EXERCISE TASK: Repeat every record below exactly as written.
## START SUPPLIED INFORMATION
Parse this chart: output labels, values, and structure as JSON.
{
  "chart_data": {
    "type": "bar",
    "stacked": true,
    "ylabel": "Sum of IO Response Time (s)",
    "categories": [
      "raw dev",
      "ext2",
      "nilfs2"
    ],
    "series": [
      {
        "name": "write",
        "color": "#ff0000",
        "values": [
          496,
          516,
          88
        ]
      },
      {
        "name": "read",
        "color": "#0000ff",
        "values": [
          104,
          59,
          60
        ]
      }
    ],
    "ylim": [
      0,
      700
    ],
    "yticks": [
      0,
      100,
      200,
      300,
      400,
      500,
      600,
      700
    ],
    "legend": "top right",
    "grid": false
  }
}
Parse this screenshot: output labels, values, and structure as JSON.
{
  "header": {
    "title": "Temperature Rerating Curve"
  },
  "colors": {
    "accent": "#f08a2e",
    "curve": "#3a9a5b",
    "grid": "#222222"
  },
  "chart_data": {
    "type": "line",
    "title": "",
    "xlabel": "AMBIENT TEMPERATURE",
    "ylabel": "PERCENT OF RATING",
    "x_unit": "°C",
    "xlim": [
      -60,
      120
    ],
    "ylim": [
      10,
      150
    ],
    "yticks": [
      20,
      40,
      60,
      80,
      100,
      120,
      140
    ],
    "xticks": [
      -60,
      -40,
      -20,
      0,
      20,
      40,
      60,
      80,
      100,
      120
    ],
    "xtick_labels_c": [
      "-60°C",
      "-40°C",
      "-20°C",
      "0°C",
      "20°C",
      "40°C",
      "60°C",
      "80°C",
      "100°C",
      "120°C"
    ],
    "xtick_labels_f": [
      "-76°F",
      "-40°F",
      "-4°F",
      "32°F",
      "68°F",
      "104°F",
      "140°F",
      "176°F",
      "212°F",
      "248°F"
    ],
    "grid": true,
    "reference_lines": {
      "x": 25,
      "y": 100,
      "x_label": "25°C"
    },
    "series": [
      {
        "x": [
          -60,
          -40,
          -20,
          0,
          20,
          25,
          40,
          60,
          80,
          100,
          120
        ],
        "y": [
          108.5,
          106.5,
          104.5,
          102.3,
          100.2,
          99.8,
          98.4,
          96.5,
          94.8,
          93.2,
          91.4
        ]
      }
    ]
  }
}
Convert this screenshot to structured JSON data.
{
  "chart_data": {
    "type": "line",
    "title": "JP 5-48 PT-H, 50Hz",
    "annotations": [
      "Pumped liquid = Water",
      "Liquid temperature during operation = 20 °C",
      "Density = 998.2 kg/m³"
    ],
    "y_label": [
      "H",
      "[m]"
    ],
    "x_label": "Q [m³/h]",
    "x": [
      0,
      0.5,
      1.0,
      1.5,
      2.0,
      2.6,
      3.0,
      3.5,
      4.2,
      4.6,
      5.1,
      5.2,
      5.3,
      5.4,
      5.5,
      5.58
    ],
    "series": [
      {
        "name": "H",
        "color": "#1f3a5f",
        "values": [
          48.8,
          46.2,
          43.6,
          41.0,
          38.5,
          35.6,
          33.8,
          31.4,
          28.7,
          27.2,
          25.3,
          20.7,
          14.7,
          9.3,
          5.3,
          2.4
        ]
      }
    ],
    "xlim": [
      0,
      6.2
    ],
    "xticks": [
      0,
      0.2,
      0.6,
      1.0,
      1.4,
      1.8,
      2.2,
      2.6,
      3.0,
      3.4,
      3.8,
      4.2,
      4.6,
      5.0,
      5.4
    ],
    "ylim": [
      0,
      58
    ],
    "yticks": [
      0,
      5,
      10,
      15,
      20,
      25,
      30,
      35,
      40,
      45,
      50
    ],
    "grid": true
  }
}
## END SUPPLIED INFORMATION
SOLUTION FOR THIS EXERCISE:
Parse this chart: output labels, values, and structure as JSON.
{
  "chart_data": {
    "type": "bar",
    "stacked": true,
    "ylabel": "Sum of IO Response Time (s)",
    "categories": [
      "raw dev",
      "ext2",
      "nilfs2"
    ],
    "series": [
      {
        "name": "write",
        "color": "#ff0000",
        "values": [
          496,
          516,
          88
        ]
      },
      {
        "name": "read",
        "color": "#0000ff",
        "values": [
          104,
          59,
          60
        ]
      }
    ],
    "ylim": [
      0,
      700
    ],
    "yticks": [
      0,
      100,
      200,
      300,
      400,
      500,
      600,
      700
    ],
    "legend": "top right",
    "grid": false
  }
}
Parse this screenshot: output labels, values, and structure as JSON.
{
  "header": {
    "title": "Temperature Rerating Curve"
  },
  "colors": {
    "accent": "#f08a2e",
    "curve": "#3a9a5b",
    "grid": "#222222"
  },
  "chart_data": {
    "type": "line",
    "title": "",
    "xlabel": "AMBIENT TEMPERATURE",
    "ylabel": "PERCENT OF RATING",
    "x_unit": "°C",
    "xlim": [
      -60,
      120
    ],
    "ylim": [
      10,
      150
    ],
    "yticks": [
      20,
      40,
      60,
      80,
      100,
      120,
      140
    ],
    "xticks": [
      -60,
      -40,
      -20,
      0,
      20,
      40,
      60,
      80,
      100,
      120
    ],
    "xtick_labels_c": [
      "-60°C",
      "-40°C",
      "-20°C",
      "0°C",
      "20°C",
      "40°C",
      "60°C",
      "80°C",
      "100°C",
      "120°C"
    ],
    "xtick_labels_f": [
      "-76°F",
      "-40°F",
      "-4°F",
      "32°F",
      "68°F",
      "104°F",
      "140°F",
      "176°F",
      "212°F",
      "248°F"
    ],
    "grid": true,
    "reference_lines": {
      "x": 25,
      "y": 100,
      "x_label": "25°C"
    },
    "series": [
      {
        "x": [
          -60,
          -40,
          -20,
          0,
          20,
          25,
          40,
          60,
          80,
          100,
          120
        ],
        "y": [
          108.5,
          106.5,
          104.5,
          102.3,
          100.2,
          99.8,
          98.4,
          96.5,
          94.8,
          93.2,
          91.4
        ]
      }
    ]
  }
}
Convert this screenshot to structured JSON data.
{
  "chart_data": {
    "type": "line",
    "title": "JP 5-48 PT-H, 50Hz",
    "annotations": [
      "Pumped liquid = Water",
      "Liquid temperature during operation = 20 °C",
      "Density = 998.2 kg/m³"
    ],
    "y_label": [
      "H",
      "[m]"
    ],
    "x_label": "Q [m³/h]",
    "x": [
      0,
      0.5,
      1.0,
      1.5,
      2.0,
      2.6,
      3.0,
      3.5,
      4.2,
      4.6,
      5.1,
      5.2,
      5.3,
      5.4,
      5.5,
      5.58
    ],
    "series": [
      {
        "name": "H",
        "color": "#1f3a5f",
        "values": [
          48.8,
          46.2,
          43.6,
          41.0,
          38.5,
          35.6,
          33.8,
          31.4,
          28.7,
          27.2,
          25.3,
          20.7,
          14.7,
          9.3,
          5.3,
          2.4
        ]
      }
    ],
    "xlim": [
      0,
      6.2
    ],
    "xticks": [
      0,
      0.2,
      0.6,
      1.0,
      1.4,
      1.8,
      2.2,
      2.6,
      3.0,
      3.4,
      3.8,
      4.2,
      4.6,
      5.0,
      5.4
    ],
    "ylim": [
      0,
      58
    ],
    "yticks": [
      0,
      5,
      10,
      15,
      20,
      25,
      30,
      35,
      40,
      45,
      50
    ],
    "grid": true
  }
}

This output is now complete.